## Task
Please revise these rows, replacing "on its own line" with "on a separate line" and keeping everything else unchanged. Leave the pictures out of your answer.

┌─ Dataset

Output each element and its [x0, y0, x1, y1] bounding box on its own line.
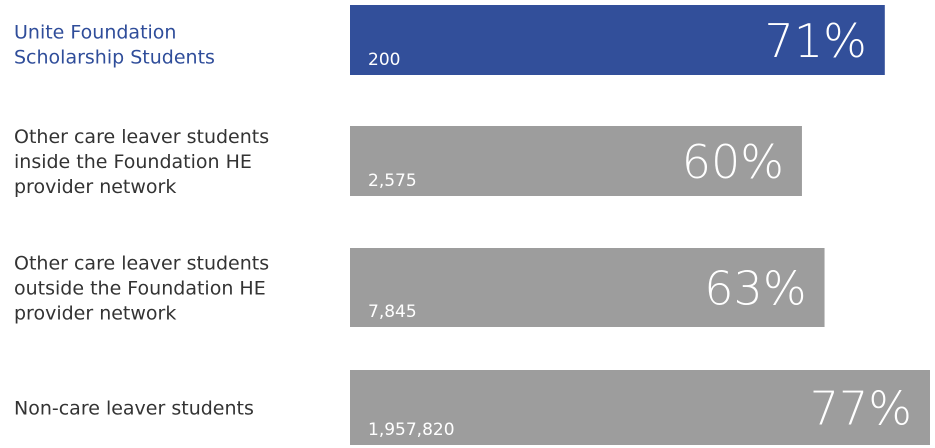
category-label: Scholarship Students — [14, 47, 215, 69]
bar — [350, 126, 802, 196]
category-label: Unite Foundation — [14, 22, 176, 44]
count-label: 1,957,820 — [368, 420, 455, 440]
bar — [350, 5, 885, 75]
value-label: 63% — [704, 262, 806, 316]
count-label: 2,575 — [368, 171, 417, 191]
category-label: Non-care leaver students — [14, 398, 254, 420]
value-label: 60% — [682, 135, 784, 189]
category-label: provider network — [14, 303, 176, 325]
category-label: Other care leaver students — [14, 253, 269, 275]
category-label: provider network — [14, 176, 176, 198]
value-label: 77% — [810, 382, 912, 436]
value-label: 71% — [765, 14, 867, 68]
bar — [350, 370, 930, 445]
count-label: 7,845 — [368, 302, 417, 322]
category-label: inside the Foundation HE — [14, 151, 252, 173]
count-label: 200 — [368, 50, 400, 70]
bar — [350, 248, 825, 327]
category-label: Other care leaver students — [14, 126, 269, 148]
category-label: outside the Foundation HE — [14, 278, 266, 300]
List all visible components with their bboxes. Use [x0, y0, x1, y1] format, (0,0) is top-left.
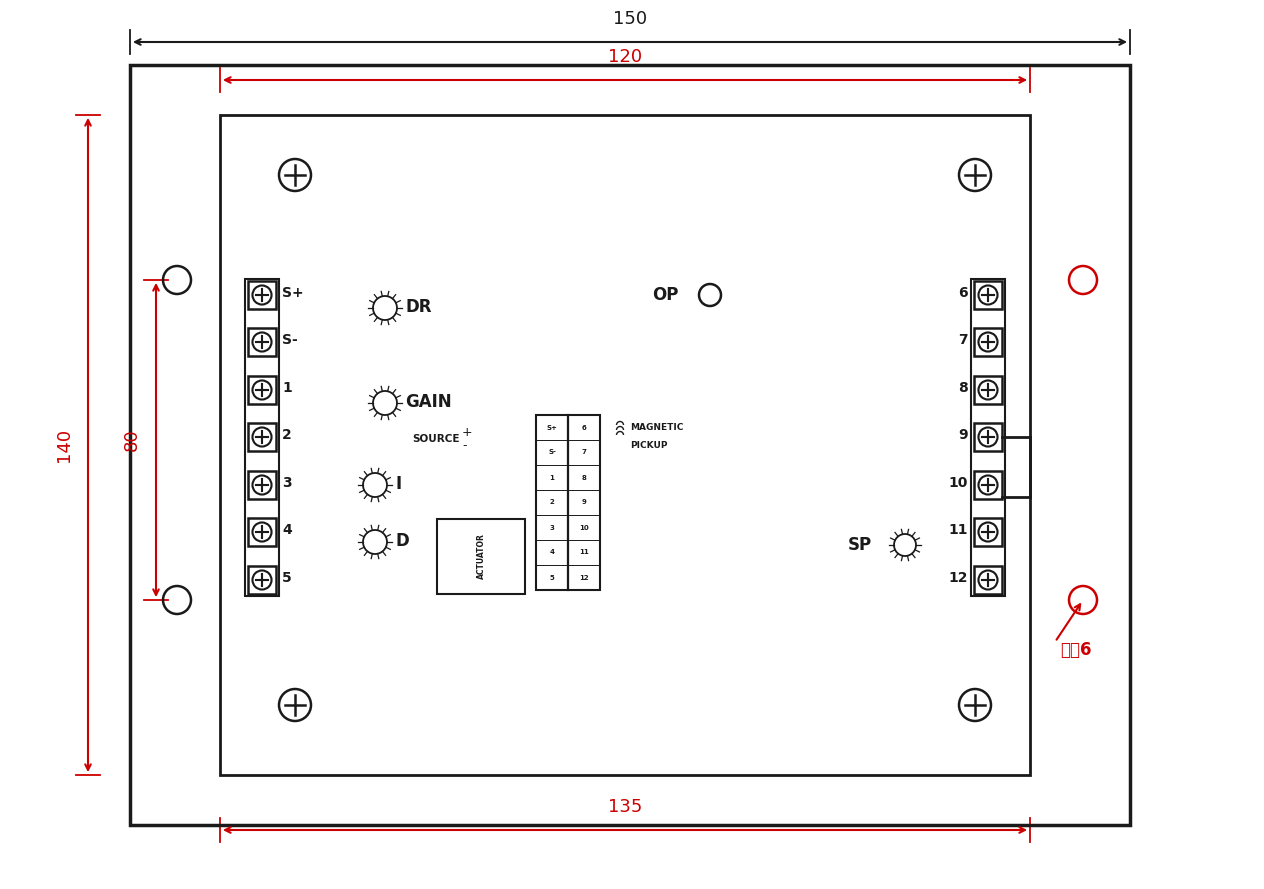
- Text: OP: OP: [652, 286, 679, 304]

└─

## Task result
Output each element and its [x0, y0, x1, y1] bounding box on a separate line.
category-label: Scholarship Students — [14, 47, 215, 69]
bar — [350, 126, 802, 196]
category-label: Unite Foundation — [14, 22, 176, 44]
count-label: 1,957,820 — [368, 420, 455, 440]
bar — [350, 5, 885, 75]
value-label: 63% — [704, 262, 806, 316]
count-label: 2,575 — [368, 171, 417, 191]
category-label: Non-care leaver students — [14, 398, 254, 420]
value-label: 60% — [682, 135, 784, 189]
category-label: provider network — [14, 303, 176, 325]
category-label: Other care leaver students — [14, 253, 269, 275]
category-label: provider network — [14, 176, 176, 198]
value-label: 77% — [810, 382, 912, 436]
value-label: 71% — [765, 14, 867, 68]
bar — [350, 370, 930, 445]
count-label: 7,845 — [368, 302, 417, 322]
category-label: inside the Foundation HE — [14, 151, 252, 173]
count-label: 200 — [368, 50, 400, 70]
bar — [350, 248, 825, 327]
category-label: Other care leaver students — [14, 126, 269, 148]
category-label: outside the Foundation HE — [14, 278, 266, 300]
List all visible components with their bboxes. Use [x0, y0, x1, y1] format, (0,0) is top-left.
- Text: OP: OP: [652, 286, 679, 304]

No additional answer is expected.